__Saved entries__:

[Begin]

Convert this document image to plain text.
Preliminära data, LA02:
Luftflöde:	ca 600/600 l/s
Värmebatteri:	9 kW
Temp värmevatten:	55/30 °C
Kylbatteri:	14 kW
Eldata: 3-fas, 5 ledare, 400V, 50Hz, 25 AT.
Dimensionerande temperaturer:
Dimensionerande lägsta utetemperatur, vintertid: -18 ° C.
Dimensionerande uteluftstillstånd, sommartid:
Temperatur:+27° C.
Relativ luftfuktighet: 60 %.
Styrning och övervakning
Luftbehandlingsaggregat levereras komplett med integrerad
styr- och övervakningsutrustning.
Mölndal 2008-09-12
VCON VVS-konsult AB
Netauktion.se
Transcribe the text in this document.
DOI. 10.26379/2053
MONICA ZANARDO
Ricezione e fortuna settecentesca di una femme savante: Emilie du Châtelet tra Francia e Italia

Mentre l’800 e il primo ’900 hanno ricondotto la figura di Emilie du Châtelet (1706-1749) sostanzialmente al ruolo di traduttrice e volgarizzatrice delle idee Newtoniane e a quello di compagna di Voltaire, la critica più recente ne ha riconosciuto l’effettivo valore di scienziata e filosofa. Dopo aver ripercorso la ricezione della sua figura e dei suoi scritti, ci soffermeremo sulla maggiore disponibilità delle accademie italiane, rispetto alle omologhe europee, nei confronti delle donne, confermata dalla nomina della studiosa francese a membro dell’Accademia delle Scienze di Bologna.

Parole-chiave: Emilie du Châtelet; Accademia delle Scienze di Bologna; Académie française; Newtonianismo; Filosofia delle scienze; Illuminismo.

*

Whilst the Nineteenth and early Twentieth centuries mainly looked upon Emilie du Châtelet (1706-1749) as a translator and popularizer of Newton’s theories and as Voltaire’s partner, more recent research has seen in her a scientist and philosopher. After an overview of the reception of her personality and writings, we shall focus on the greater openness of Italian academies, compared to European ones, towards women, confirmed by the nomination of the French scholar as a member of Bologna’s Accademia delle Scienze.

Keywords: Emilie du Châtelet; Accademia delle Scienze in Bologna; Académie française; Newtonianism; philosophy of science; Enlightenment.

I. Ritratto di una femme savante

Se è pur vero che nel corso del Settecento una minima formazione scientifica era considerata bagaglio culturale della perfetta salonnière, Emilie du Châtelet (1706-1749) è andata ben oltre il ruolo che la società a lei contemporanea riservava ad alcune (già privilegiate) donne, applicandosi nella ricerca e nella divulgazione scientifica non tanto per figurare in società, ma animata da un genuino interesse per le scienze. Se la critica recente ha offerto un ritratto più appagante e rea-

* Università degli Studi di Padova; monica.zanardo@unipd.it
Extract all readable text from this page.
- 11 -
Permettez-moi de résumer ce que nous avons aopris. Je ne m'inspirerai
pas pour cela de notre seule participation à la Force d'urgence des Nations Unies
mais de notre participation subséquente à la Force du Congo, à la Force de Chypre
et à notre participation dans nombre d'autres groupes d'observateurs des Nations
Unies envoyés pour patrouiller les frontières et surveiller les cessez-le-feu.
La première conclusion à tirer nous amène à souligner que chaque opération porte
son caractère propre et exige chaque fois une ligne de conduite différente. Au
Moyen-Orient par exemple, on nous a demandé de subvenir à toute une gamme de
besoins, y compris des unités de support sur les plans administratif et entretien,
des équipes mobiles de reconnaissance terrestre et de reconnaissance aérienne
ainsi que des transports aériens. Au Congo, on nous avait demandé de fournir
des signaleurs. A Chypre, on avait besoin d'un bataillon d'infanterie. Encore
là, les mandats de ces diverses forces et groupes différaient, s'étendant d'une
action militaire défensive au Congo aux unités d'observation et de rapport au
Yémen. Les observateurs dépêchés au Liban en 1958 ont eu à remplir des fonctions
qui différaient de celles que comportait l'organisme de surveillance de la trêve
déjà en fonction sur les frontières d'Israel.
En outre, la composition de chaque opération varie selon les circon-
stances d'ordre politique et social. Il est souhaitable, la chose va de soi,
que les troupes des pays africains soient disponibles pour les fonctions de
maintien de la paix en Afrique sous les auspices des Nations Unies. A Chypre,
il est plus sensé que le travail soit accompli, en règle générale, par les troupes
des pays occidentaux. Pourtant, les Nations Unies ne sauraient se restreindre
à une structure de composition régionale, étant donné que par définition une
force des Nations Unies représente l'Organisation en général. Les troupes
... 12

[End]

__WHAT THE TASK ASKS__:
Make an exact copy of the data above.

__ANSWER TO THIS PROBLEM__:
Convert this document image to plain text.
Preliminära data, LA02:
Luftflöde:	ca 600/600 l/s
Värmebatteri:	9 kW
Temp värmevatten:	55/30 °C
Kylbatteri:	14 kW
Eldata: 3-fas, 5 ledare, 400V, 50Hz, 25 AT.
Dimensionerande temperaturer:
Dimensionerande lägsta utetemperatur, vintertid: -18 ° C.
Dimensionerande uteluftstillstånd, sommartid:
Temperatur:+27° C.
Relativ luftfuktighet: 60 %.
Styrning och övervakning
Luftbehandlingsaggregat levereras komplett med integrerad
styr- och övervakningsutrustning.
Mölndal 2008-09-12
VCON VVS-konsult AB
Netauktion.se
Transcribe the text in this document.
DOI. 10.26379/2053
MONICA ZANARDO
Ricezione e fortuna settecentesca di una femme savante: Emilie du Châtelet tra Francia e Italia

Mentre l’800 e il primo ’900 hanno ricondotto la figura di Emilie du Châtelet (1706-1749) sostanzialmente al ruolo di traduttrice e volgarizzatrice delle idee Newtoniane e a quello di compagna di Voltaire, la critica più recente ne ha riconosciuto l’effettivo valore di scienziata e filosofa. Dopo aver ripercorso la ricezione della sua figura e dei suoi scritti, ci soffermeremo sulla maggiore disponibilità delle accademie italiane, rispetto alle omologhe europee, nei confronti delle donne, confermata dalla nomina della studiosa francese a membro dell’Accademia delle Scienze di Bologna.

Parole-chiave: Emilie du Châtelet; Accademia delle Scienze di Bologna; Académie française; Newtonianismo; Filosofia delle scienze; Illuminismo.

*

Whilst the Nineteenth and early Twentieth centuries mainly looked upon Emilie du Châtelet (1706-1749) as a translator and popularizer of Newton’s theories and as Voltaire’s partner, more recent research has seen in her a scientist and philosopher. After an overview of the reception of her personality and writings, we shall focus on the greater openness of Italian academies, compared to European ones, towards women, confirmed by the nomination of the French scholar as a member of Bologna’s Accademia delle Scienze.

Keywords: Emilie du Châtelet; Accademia delle Scienze in Bologna; Académie française; Newtonianism; philosophy of science; Enlightenment.

I. Ritratto di una femme savante

Se è pur vero che nel corso del Settecento una minima formazione scientifica era considerata bagaglio culturale della perfetta salonnière, Emilie du Châtelet (1706-1749) è andata ben oltre il ruolo che la società a lei contemporanea riservava ad alcune (già privilegiate) donne, applicandosi nella ricerca e nella divulgazione scientifica non tanto per figurare in società, ma animata da un genuino interesse per le scienze. Se la critica recente ha offerto un ritratto più appagante e rea-

* Università degli Studi di Padova; monica.zanardo@unipd.it
Extract all readable text from this page.
- 11 -
Permettez-moi de résumer ce que nous avons aopris. Je ne m'inspirerai
pas pour cela de notre seule participation à la Force d'urgence des Nations Unies
mais de notre participation subséquente à la Force du Congo, à la Force de Chypre
et à notre participation dans nombre d'autres groupes d'observateurs des Nations
Unies envoyés pour patrouiller les frontières et surveiller les cessez-le-feu.
La première conclusion à tirer nous amène à souligner que chaque opération porte
son caractère propre et exige chaque fois une ligne de conduite différente. Au
Moyen-Orient par exemple, on nous a demandé de subvenir à toute une gamme de
besoins, y compris des unités de support sur les plans administratif et entretien,
des équipes mobiles de reconnaissance terrestre et de reconnaissance aérienne
ainsi que des transports aériens. Au Congo, on nous avait demandé de fournir
des signaleurs. A Chypre, on avait besoin d'un bataillon d'infanterie. Encore
là, les mandats de ces diverses forces et groupes différaient, s'étendant d'une
action militaire défensive au Congo aux unités d'observation et de rapport au
Yémen. Les observateurs dépêchés au Liban en 1958 ont eu à remplir des fonctions
qui différaient de celles que comportait l'organisme de surveillance de la trêve
déjà en fonction sur les frontières d'Israel.
En outre, la composition de chaque opération varie selon les circon-
stances d'ordre politique et social. Il est souhaitable, la chose va de soi,
que les troupes des pays africains soient disponibles pour les fonctions de
maintien de la paix en Afrique sous les auspices des Nations Unies. A Chypre,
il est plus sensé que le travail soit accompli, en règle générale, par les troupes
des pays occidentaux. Pourtant, les Nations Unies ne sauraient se restreindre
à une structure de composition régionale, étant donné que par définition une
force des Nations Unies représente l'Organisation en général. Les troupes
... 12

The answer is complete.